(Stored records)
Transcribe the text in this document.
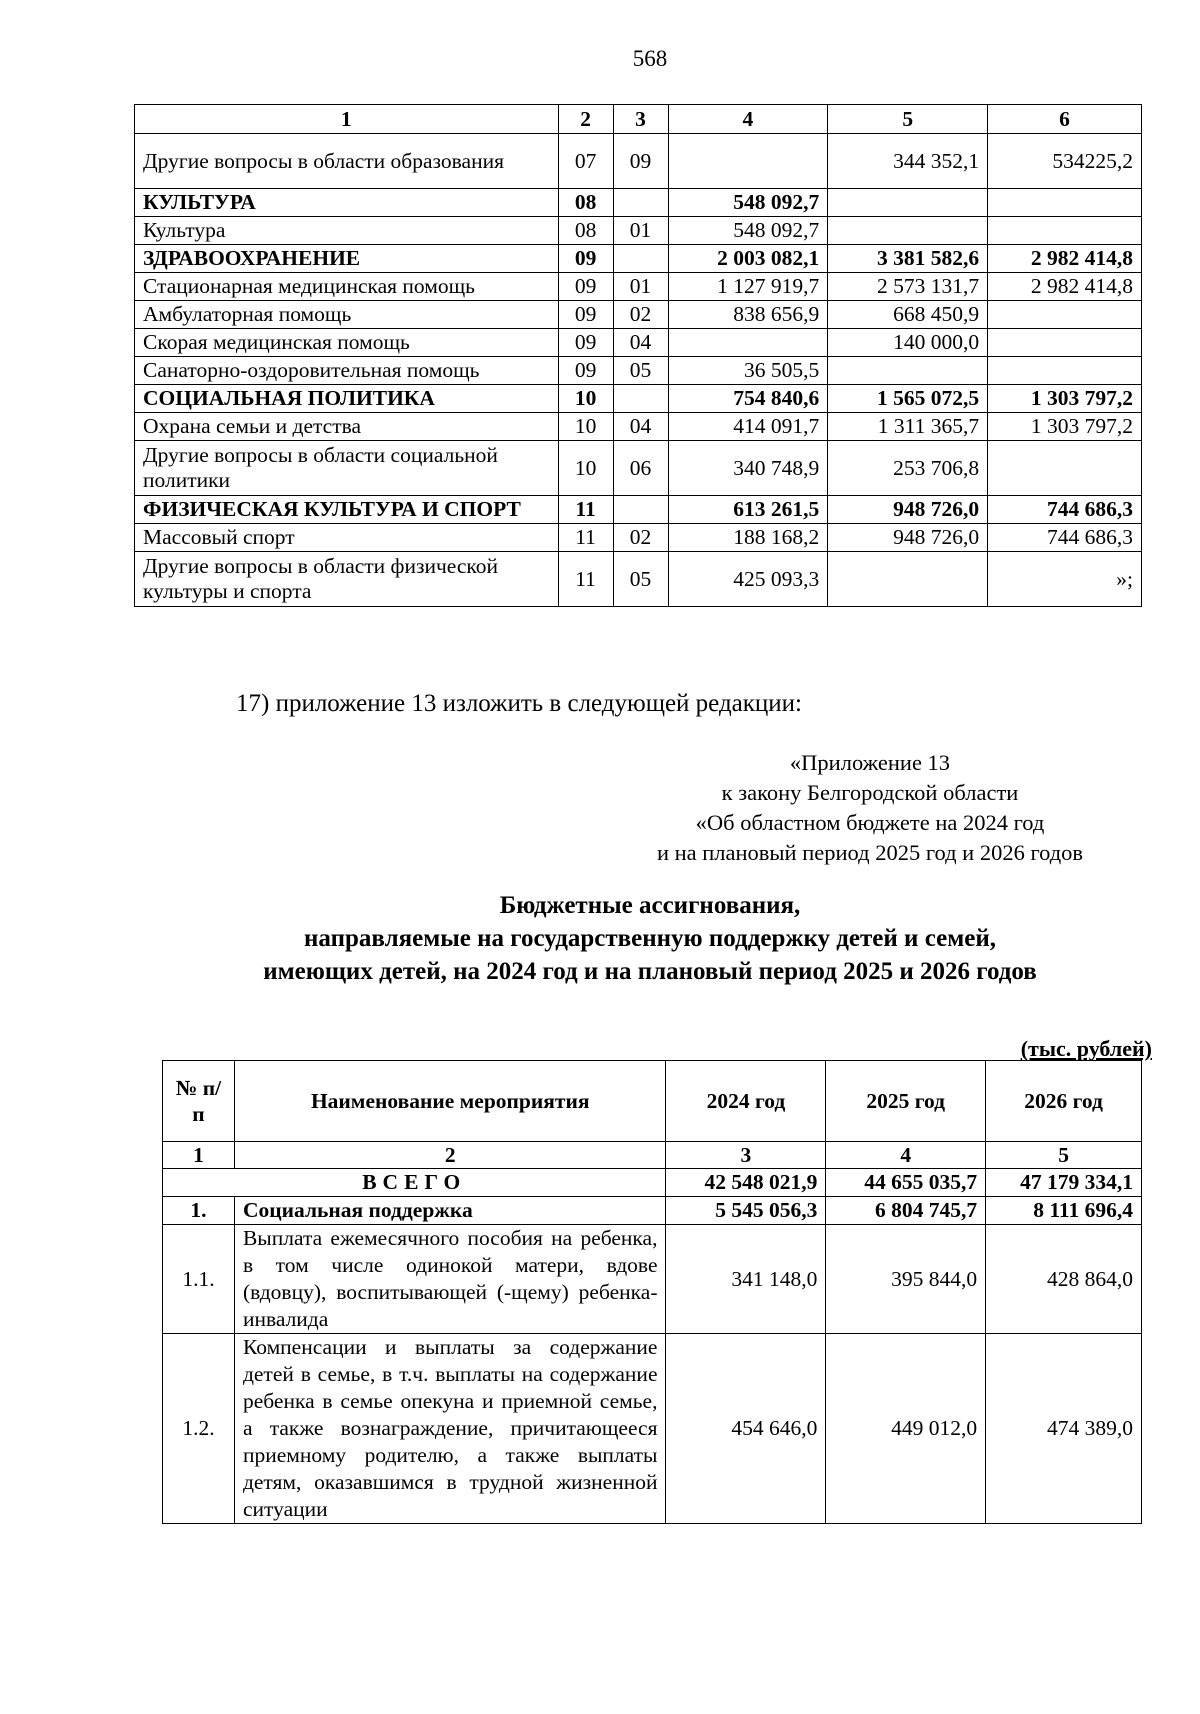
568
1	2	3	4	5	6
Другие вопросы в области образования	07	09		344 352,1	534225,2
КУЛЬТУРА	08		548 092,7		
Культура	08	01	548 092,7		
ЗДРАВООХРАНЕНИЕ	09		2 003 082,1	3 381 582,6	2 982 414,8
Стационарная медицинская помощь	09	01	1 127 919,7	2 573 131,7	2 982 414,8
Амбулаторная помощь	09	02	838 656,9	668 450,9	
Скорая медицинская помощь	09	04		140 000,0	
Санаторно-оздоровительная помощь	09	05	36 505,5		
СОЦИАЛЬНАЯ ПОЛИТИКА	10		754 840,6	1 565 072,5	1 303 797,2
Охрана семьи и детства	10	04	414 091,7	1 311 365,7	1 303 797,2
Другие вопросы в области социальной политики	10	06	340 748,9	253 706,8	
ФИЗИЧЕСКАЯ КУЛЬТУРА И СПОРТ	11		613 261,5	948 726,0	744 686,3
Массовый спорт	11	02	188 168,2	948 726,0	744 686,3
Другие вопросы в области физической культуры и спорта	11	05	425 093,3		»;
17) приложение 13 изложить в следующей редакции:
«Приложение 13
к закону Белгородской области
«Об областном бюджете на 2024 год
и на плановый период 2025 год и 2026 годов
Бюджетные ассигнования,
направляемые на государственную поддержку детей и семей,
имеющих детей, на 2024 год и на плановый период 2025 и 2026 годов
(тыс. рублей)
№ п/п	Наименование мероприятия	2024 год	2025 год	2026 год
1	2	3	4	5
ВСЕГО		42 548 021,9	44 655 035,7	47 179 334,1
1.	Социальная поддержка	5 545 056,3	6 804 745,7	8 111 696,4
1.1.	Выплата ежемесячного пособия на ребенка, в том числе одинокой матери, вдове (вдовцу), воспитывающей (-щему) ребенка-инвалида	341 148,0	395 844,0	428 864,0
1.2.	Компенсации и выплаты за содержание детей в семье, в т.ч. выплаты на содержание ребенка в семье опекуна и приемной семье, а также вознаграждение, причитающееся приемному родителю, а также выплаты детям, оказавшимся в трудной жизненной ситуации	454 646,0	449 012,0	474 389,0
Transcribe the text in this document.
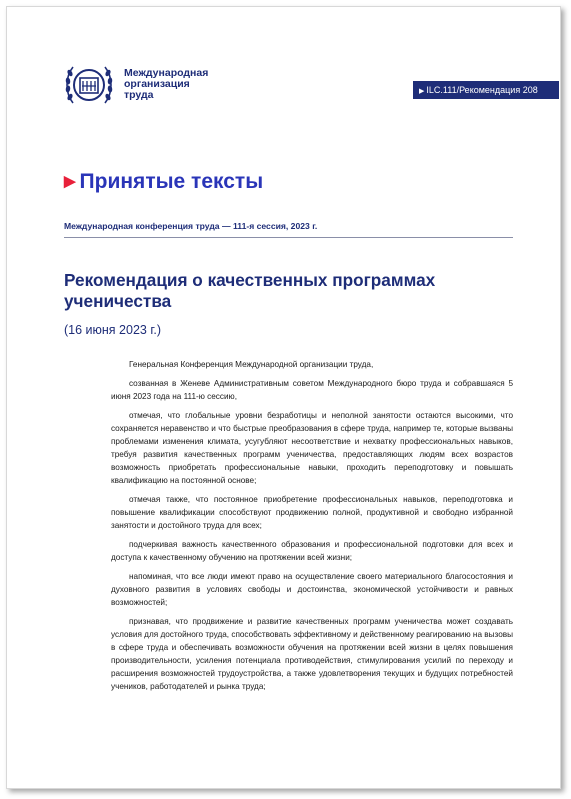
Международная
организация
труда	▶ ILC.111/Рекомендация 208
▶ Принятые тексты
Международная конференция труда — 111-я сессия, 2023 г.
Рекомендация о качественных программах ученичества
(16 июня 2023 г.)

Генеральная Конференция Международной организации труда,

созванная в Женеве Административным советом Международного бюро труда и собравшаяся 5 июня 2023 года на 111-ю сессию,

отмечая, что глобальные уровни безработицы и неполной занятости остаются высокими, что сохраняется неравенство и что быстрые преобразования в сфере труда, например те, которые вызваны проблемами изменения климата, усугубляют несоответствие и нехватку профессиональных навыков, требуя развития качественных программ ученичества, предоставляющих людям всех возрастов возможность приобретать профессиональные навыки, проходить переподготовку и повышать квалификацию на постоянной основе;

отмечая также, что постоянное приобретение профессиональных навыков, переподготовка и повышение квалификации способствуют продвижению полной, продуктивной и свободно избранной занятости и достойного труда для всех;

подчеркивая важность качественного образования и профессиональной подготовки для всех и доступа к качественному обучению на протяжении всей жизни;

напоминая, что все люди имеют право на осуществление своего материального благосостояния и духовного развития в условиях свободы и достоинства, экономической устойчивости и равных возможностей;

признавая, что продвижение и развитие качественных программ ученичества может создавать условия для достойного труда, способствовать эффективному и действенному реагированию на вызовы в сфере труда и обеспечивать возможности обучения на протяжении всей жизни в целях повышения производительности, усиления потенциала противодействия, стимулирования усилий по переходу и расширения возможностей трудоустройства, а также удовлетворения текущих и будущих потребностей учеников, работодателей и рынка труда;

● Problem description
Which lines of the data include "Другие"? Copy each of them.

● Output for this task
Другие вопросы в области образования	07	09		344 352,1	534225,2
Другие вопросы в области социальной политики	10	06	340 748,9	253 706,8	
Другие вопросы в области физической культуры и спорта	11	05	425 093,3		»;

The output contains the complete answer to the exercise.